### [WHAT YOU SHOULD DO]
Transcribe the records that follow exactly. Skip the pictures.

---- LISTED ENTRIES

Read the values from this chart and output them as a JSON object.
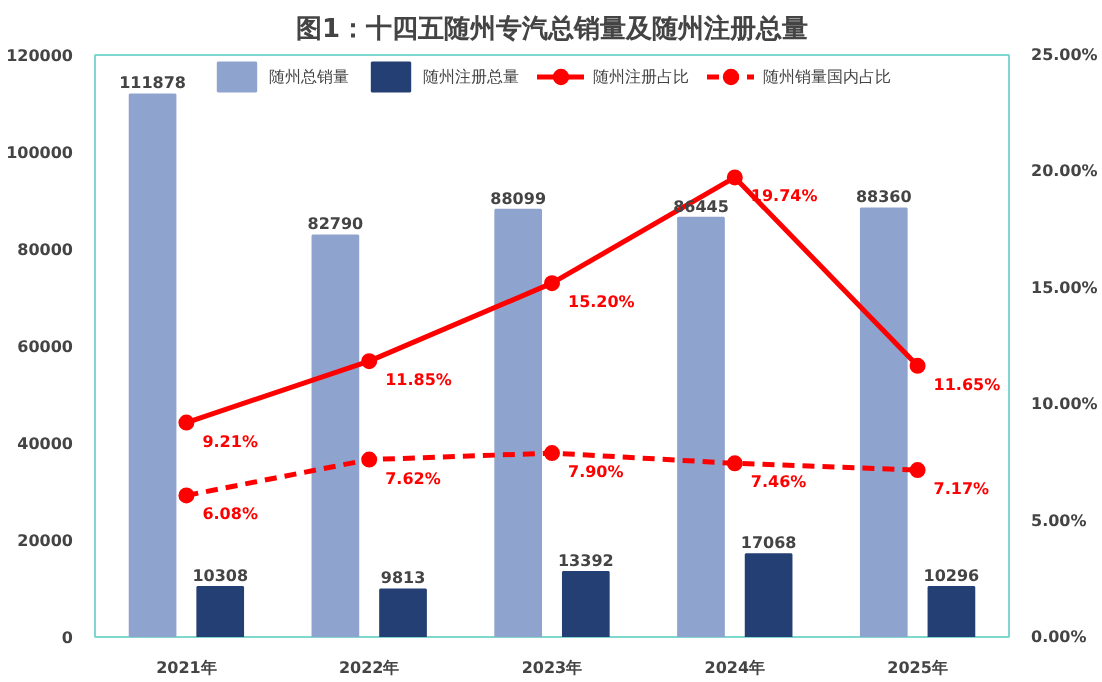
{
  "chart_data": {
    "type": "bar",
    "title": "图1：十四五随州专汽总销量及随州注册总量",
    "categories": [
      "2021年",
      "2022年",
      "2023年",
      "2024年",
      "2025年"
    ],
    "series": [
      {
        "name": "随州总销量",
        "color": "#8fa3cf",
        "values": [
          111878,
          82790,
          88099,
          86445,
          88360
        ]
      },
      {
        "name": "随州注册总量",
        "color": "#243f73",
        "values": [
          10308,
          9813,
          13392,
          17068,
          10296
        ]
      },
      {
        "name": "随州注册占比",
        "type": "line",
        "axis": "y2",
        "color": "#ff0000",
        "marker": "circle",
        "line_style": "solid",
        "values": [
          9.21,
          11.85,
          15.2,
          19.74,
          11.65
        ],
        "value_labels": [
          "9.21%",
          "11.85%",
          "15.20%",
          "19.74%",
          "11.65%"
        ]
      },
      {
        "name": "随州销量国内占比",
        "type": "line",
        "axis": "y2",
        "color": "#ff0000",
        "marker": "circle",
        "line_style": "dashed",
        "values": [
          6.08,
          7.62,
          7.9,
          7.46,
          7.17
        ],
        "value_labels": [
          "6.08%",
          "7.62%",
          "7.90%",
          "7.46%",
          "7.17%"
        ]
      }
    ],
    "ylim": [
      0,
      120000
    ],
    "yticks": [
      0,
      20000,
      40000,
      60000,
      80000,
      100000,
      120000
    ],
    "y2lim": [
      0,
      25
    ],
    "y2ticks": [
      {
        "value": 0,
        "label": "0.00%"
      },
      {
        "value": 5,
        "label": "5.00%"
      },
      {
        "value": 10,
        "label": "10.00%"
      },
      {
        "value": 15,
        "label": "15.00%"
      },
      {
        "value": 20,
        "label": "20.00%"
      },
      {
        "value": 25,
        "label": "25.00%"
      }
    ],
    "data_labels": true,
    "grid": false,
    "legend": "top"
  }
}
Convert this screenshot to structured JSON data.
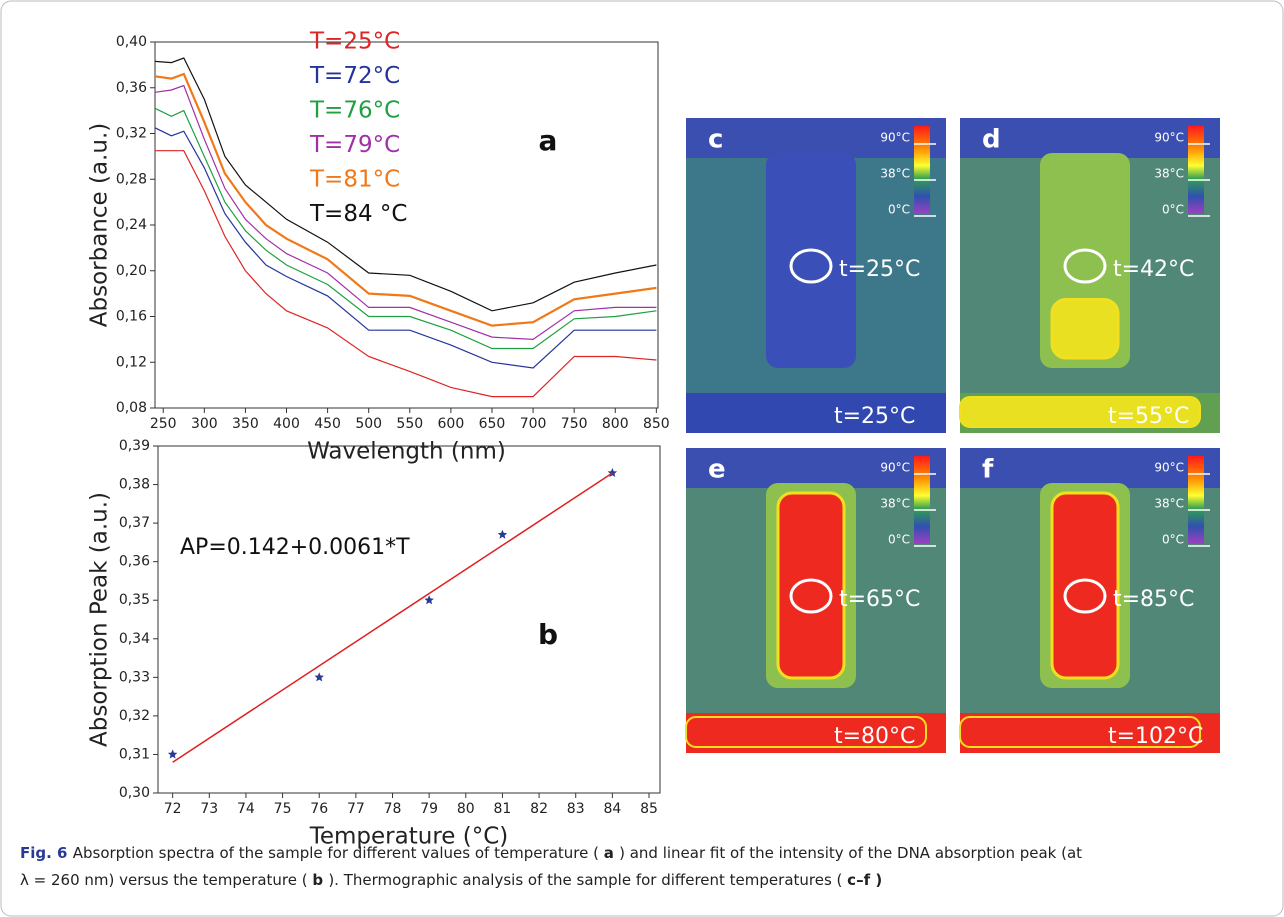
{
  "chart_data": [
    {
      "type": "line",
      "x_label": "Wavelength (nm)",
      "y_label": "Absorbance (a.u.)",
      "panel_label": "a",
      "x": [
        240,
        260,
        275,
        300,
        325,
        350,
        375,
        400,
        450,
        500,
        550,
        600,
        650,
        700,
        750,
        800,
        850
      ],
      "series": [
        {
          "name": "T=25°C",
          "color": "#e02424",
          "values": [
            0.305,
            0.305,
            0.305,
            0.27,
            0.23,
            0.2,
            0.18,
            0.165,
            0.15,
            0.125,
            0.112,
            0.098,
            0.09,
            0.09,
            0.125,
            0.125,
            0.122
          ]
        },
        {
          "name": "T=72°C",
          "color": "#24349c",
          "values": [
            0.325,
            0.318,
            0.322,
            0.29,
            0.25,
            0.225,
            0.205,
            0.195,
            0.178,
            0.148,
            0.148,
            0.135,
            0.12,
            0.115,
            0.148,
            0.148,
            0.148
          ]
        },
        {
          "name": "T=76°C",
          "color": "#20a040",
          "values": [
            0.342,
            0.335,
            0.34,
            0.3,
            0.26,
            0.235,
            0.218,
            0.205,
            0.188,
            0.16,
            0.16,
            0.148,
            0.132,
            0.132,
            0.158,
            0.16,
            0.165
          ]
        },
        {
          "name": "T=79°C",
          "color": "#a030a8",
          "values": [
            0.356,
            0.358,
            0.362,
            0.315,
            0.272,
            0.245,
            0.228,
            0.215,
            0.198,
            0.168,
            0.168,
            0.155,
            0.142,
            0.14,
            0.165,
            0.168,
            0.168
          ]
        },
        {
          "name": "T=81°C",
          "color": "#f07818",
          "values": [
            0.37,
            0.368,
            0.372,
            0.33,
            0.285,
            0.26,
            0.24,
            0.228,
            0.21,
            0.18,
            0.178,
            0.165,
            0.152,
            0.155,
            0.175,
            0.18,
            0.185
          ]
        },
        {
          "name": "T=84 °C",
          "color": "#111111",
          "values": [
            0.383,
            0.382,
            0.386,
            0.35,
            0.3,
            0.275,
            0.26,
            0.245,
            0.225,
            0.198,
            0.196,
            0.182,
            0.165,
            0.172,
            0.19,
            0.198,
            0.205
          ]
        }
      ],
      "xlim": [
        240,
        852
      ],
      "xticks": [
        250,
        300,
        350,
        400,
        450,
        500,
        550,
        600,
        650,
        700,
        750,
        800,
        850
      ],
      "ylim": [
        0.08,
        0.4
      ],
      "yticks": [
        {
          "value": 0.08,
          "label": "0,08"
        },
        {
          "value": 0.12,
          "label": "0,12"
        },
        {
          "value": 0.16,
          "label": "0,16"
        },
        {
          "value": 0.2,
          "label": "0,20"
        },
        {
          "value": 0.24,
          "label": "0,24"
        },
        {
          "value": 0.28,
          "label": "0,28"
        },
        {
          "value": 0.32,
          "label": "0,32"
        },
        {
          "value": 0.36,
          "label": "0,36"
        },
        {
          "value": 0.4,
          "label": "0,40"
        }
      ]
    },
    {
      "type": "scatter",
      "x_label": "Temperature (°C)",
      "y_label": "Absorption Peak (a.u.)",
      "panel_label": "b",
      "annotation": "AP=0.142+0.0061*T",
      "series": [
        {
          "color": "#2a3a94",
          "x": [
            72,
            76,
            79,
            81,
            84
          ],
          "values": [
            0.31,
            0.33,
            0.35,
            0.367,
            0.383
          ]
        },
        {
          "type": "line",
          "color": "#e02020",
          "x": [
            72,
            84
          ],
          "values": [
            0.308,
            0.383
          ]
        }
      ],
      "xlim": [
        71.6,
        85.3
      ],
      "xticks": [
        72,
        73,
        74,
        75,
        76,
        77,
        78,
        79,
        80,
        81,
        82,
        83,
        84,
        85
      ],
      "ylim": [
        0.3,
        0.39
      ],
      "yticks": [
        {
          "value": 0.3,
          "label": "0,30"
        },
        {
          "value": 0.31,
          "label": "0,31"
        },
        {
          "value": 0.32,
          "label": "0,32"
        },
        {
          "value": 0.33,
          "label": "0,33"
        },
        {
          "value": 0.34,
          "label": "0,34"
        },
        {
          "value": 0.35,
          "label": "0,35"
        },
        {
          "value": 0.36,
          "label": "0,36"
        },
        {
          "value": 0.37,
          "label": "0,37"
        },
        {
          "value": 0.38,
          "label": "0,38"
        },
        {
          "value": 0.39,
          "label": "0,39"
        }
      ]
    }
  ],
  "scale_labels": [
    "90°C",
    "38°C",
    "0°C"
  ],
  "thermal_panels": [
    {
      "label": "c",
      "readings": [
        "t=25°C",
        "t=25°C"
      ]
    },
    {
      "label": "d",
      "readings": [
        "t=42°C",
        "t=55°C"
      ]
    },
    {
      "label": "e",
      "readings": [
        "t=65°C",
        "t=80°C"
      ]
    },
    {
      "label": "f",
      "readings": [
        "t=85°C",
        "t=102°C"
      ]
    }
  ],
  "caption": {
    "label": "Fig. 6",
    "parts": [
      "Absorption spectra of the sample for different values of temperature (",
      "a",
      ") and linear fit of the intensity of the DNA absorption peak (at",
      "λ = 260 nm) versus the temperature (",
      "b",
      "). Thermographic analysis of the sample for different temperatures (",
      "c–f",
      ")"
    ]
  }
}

--------

### [COMPLETE RESPONSE]
Read the values from this chart and output them as a JSON object.
{
  "chart_data": {
    "type": "bar",
    "title": "图1：十四五随州专汽总销量及随州注册总量",
    "categories": [
      "2021年",
      "2022年",
      "2023年",
      "2024年",
      "2025年"
    ],
    "series": [
      {
        "name": "随州总销量",
        "color": "#8fa3cf",
        "values": [
          111878,
          82790,
          88099,
          86445,
          88360
        ]
      },
      {
        "name": "随州注册总量",
        "color": "#243f73",
        "values": [
          10308,
          9813,
          13392,
          17068,
          10296
        ]
      },
      {
        "name": "随州注册占比",
        "type": "line",
        "axis": "y2",
        "color": "#ff0000",
        "marker": "circle",
        "line_style": "solid",
        "values": [
          9.21,
          11.85,
          15.2,
          19.74,
          11.65
        ],
        "value_labels": [
          "9.21%",
          "11.85%",
          "15.20%",
          "19.74%",
          "11.65%"
        ]
      },
      {
        "name": "随州销量国内占比",
        "type": "line",
        "axis": "y2",
        "color": "#ff0000",
        "marker": "circle",
        "line_style": "dashed",
        "values": [
          6.08,
          7.62,
          7.9,
          7.46,
          7.17
        ],
        "value_labels": [
          "6.08%",
          "7.62%",
          "7.90%",
          "7.46%",
          "7.17%"
        ]
      }
    ],
    "ylim": [
      0,
      120000
    ],
    "yticks": [
      0,
      20000,
      40000,
      60000,
      80000,
      100000,
      120000
    ],
    "y2lim": [
      0,
      25
    ],
    "y2ticks": [
      {
        "value": 0,
        "label": "0.00%"
      },
      {
        "value": 5,
        "label": "5.00%"
      },
      {
        "value": 10,
        "label": "10.00%"
      },
      {
        "value": 15,
        "label": "15.00%"
      },
      {
        "value": 20,
        "label": "20.00%"
      },
      {
        "value": 25,
        "label": "25.00%"
      }
    ],
    "data_labels": true,
    "grid": false,
    "legend": "top"
  }
}
Convert this screenshot to structured JSON data.
{
  "chart_data": [
    {
      "type": "line",
      "x_label": "Wavelength (nm)",
      "y_label": "Absorbance (a.u.)",
      "panel_label": "a",
      "x": [
        240,
        260,
        275,
        300,
        325,
        350,
        375,
        400,
        450,
        500,
        550,
        600,
        650,
        700,
        750,
        800,
        850
      ],
      "series": [
        {
          "name": "T=25°C",
          "color": "#e02424",
          "values": [
            0.305,
            0.305,
            0.305,
            0.27,
            0.23,
            0.2,
            0.18,
            0.165,
            0.15,
            0.125,
            0.112,
            0.098,
            0.09,
            0.09,
            0.125,
            0.125,
            0.122
          ]
        },
        {
          "name": "T=72°C",
          "color": "#24349c",
          "values": [
            0.325,
            0.318,
            0.322,
            0.29,
            0.25,
            0.225,
            0.205,
            0.195,
            0.178,
            0.148,
            0.148,
            0.135,
            0.12,
            0.115,
            0.148,
            0.148,
            0.148
          ]
        },
        {
          "name": "T=76°C",
          "color": "#20a040",
          "values": [
            0.342,
            0.335,
            0.34,
            0.3,
            0.26,
            0.235,
            0.218,
            0.205,
            0.188,
            0.16,
            0.16,
            0.148,
            0.132,
            0.132,
            0.158,
            0.16,
            0.165
          ]
        },
        {
          "name": "T=79°C",
          "color": "#a030a8",
          "values": [
            0.356,
            0.358,
            0.362,
            0.315,
            0.272,
            0.245,
            0.228,
            0.215,
            0.198,
            0.168,
            0.168,
            0.155,
            0.142,
            0.14,
            0.165,
            0.168,
            0.168
          ]
        },
        {
          "name": "T=81°C",
          "color": "#f07818",
          "values": [
            0.37,
            0.368,
            0.372,
            0.33,
            0.285,
            0.26,
            0.24,
            0.228,
            0.21,
            0.18,
            0.178,
            0.165,
            0.152,
            0.155,
            0.175,
            0.18,
            0.185
          ]
        },
        {
          "name": "T=84 °C",
          "color": "#111111",
          "values": [
            0.383,
            0.382,
            0.386,
            0.35,
            0.3,
            0.275,
            0.26,
            0.245,
            0.225,
            0.198,
            0.196,
            0.182,
            0.165,
            0.172,
            0.19,
            0.198,
            0.205
          ]
        }
      ],
      "xlim": [
        240,
        852
      ],
      "xticks": [
        250,
        300,
        350,
        400,
        450,
        500,
        550,
        600,
        650,
        700,
        750,
        800,
        850
      ],
      "ylim": [
        0.08,
        0.4
      ],
      "yticks": [
        {
          "value": 0.08,
          "label": "0,08"
        },
        {
          "value": 0.12,
          "label": "0,12"
        },
        {
          "value": 0.16,
          "label": "0,16"
        },
        {
          "value": 0.2,
          "label": "0,20"
        },
        {
          "value": 0.24,
          "label": "0,24"
        },
        {
          "value": 0.28,
          "label": "0,28"
        },
        {
          "value": 0.32,
          "label": "0,32"
        },
        {
          "value": 0.36,
          "label": "0,36"
        },
        {
          "value": 0.4,
          "label": "0,40"
        }
      ]
    },
    {
      "type": "scatter",
      "x_label": "Temperature (°C)",
      "y_label": "Absorption Peak (a.u.)",
      "panel_label": "b",
      "annotation": "AP=0.142+0.0061*T",
      "series": [
        {
          "color": "#2a3a94",
          "x": [
            72,
            76,
            79,
            81,
            84
          ],
          "values": [
            0.31,
            0.33,
            0.35,
            0.367,
            0.383
          ]
        },
        {
          "type": "line",
          "color": "#e02020",
          "x": [
            72,
            84
          ],
          "values": [
            0.308,
            0.383
          ]
        }
      ],
      "xlim": [
        71.6,
        85.3
      ],
      "xticks": [
        72,
        73,
        74,
        75,
        76,
        77,
        78,
        79,
        80,
        81,
        82,
        83,
        84,
        85
      ],
      "ylim": [
        0.3,
        0.39
      ],
      "yticks": [
        {
          "value": 0.3,
          "label": "0,30"
        },
        {
          "value": 0.31,
          "label": "0,31"
        },
        {
          "value": 0.32,
          "label": "0,32"
        },
        {
          "value": 0.33,
          "label": "0,33"
        },
        {
          "value": 0.34,
          "label": "0,34"
        },
        {
          "value": 0.35,
          "label": "0,35"
        },
        {
          "value": 0.36,
          "label": "0,36"
        },
        {
          "value": 0.37,
          "label": "0,37"
        },
        {
          "value": 0.38,
          "label": "0,38"
        },
        {
          "value": 0.39,
          "label": "0,39"
        }
      ]
    }
  ],
  "scale_labels": [
    "90°C",
    "38°C",
    "0°C"
  ],
  "thermal_panels": [
    {
      "label": "c",
      "readings": [
        "t=25°C",
        "t=25°C"
      ]
    },
    {
      "label": "d",
      "readings": [
        "t=42°C",
        "t=55°C"
      ]
    },
    {
      "label": "e",
      "readings": [
        "t=65°C",
        "t=80°C"
      ]
    },
    {
      "label": "f",
      "readings": [
        "t=85°C",
        "t=102°C"
      ]
    }
  ],
  "caption": {
    "label": "Fig. 6",
    "parts": [
      "Absorption spectra of the sample for different values of temperature (",
      "a",
      ") and linear fit of the intensity of the DNA absorption peak (at",
      "λ = 260 nm) versus the temperature (",
      "b",
      "). Thermographic analysis of the sample for different temperatures (",
      "c–f",
      ")"
    ]
  }
}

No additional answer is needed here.